◆ Short exercise
Reproduce each line exactly, including spacing and punctuation.

(Saved entries)
□ □ □

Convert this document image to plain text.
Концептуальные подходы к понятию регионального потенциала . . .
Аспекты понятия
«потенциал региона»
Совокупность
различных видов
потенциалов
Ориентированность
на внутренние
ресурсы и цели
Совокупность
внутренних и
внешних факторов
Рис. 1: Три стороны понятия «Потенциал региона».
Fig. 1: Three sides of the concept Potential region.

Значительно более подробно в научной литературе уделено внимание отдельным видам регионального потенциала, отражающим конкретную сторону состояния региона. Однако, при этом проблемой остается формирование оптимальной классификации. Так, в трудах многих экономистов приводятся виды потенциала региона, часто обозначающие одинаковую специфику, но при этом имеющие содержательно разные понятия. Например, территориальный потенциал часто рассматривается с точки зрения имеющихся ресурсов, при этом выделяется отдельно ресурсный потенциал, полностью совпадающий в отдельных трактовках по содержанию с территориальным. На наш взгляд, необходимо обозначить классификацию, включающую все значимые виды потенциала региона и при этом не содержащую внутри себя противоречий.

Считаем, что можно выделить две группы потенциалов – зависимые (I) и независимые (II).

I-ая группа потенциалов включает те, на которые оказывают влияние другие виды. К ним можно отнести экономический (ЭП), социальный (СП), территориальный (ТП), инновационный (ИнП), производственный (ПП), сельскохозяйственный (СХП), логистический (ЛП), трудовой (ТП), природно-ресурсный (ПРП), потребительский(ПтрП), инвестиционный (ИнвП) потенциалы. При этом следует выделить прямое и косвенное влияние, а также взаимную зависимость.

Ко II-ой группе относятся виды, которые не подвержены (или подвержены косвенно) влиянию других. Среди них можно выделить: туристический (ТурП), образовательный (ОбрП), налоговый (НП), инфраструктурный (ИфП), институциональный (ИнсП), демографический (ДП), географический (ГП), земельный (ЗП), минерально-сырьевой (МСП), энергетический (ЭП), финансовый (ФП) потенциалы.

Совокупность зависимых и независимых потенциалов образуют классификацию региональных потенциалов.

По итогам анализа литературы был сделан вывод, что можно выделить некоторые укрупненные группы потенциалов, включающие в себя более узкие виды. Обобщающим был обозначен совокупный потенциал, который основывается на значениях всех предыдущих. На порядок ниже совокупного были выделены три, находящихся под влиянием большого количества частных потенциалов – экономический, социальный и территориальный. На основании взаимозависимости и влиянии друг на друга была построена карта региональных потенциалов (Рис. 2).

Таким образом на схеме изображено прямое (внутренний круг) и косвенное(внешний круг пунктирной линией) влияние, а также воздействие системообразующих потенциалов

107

□ □ □

◆ Exercise output
Convert this document image to plain text.
Концептуальные подходы к понятию регионального потенциала . . .
Аспекты понятия
«потенциал региона»
Совокупность
различных видов
потенциалов
Ориентированность
на внутренние
ресурсы и цели
Совокупность
внутренних и
внешних факторов
Рис. 1: Три стороны понятия «Потенциал региона».
Fig. 1: Three sides of the concept Potential region.

Значительно более подробно в научной литературе уделено внимание отдельным видам регионального потенциала, отражающим конкретную сторону состояния региона. Однако, при этом проблемой остается формирование оптимальной классификации. Так, в трудах многих экономистов приводятся виды потенциала региона, часто обозначающие одинаковую специфику, но при этом имеющие содержательно разные понятия. Например, территориальный потенциал часто рассматривается с точки зрения имеющихся ресурсов, при этом выделяется отдельно ресурсный потенциал, полностью совпадающий в отдельных трактовках по содержанию с территориальным. На наш взгляд, необходимо обозначить классификацию, включающую все значимые виды потенциала региона и при этом не содержащую внутри себя противоречий.

Считаем, что можно выделить две группы потенциалов – зависимые (I) и независимые (II).

I-ая группа потенциалов включает те, на которые оказывают влияние другие виды. К ним можно отнести экономический (ЭП), социальный (СП), территориальный (ТП), инновационный (ИнП), производственный (ПП), сельскохозяйственный (СХП), логистический (ЛП), трудовой (ТП), природно-ресурсный (ПРП), потребительский(ПтрП), инвестиционный (ИнвП) потенциалы. При этом следует выделить прямое и косвенное влияние, а также взаимную зависимость.

Ко II-ой группе относятся виды, которые не подвержены (или подвержены косвенно) влиянию других. Среди них можно выделить: туристический (ТурП), образовательный (ОбрП), налоговый (НП), инфраструктурный (ИфП), институциональный (ИнсП), демографический (ДП), географический (ГП), земельный (ЗП), минерально-сырьевой (МСП), энергетический (ЭП), финансовый (ФП) потенциалы.

Совокупность зависимых и независимых потенциалов образуют классификацию региональных потенциалов.

По итогам анализа литературы был сделан вывод, что можно выделить некоторые укрупненные группы потенциалов, включающие в себя более узкие виды. Обобщающим был обозначен совокупный потенциал, который основывается на значениях всех предыдущих. На порядок ниже совокупного были выделены три, находящихся под влиянием большого количества частных потенциалов – экономический, социальный и территориальный. На основании взаимозависимости и влиянии друг на друга была построена карта региональных потенциалов (Рис. 2).

Таким образом на схеме изображено прямое (внутренний круг) и косвенное(внешний круг пунктирной линией) влияние, а также воздействие системообразующих потенциалов

107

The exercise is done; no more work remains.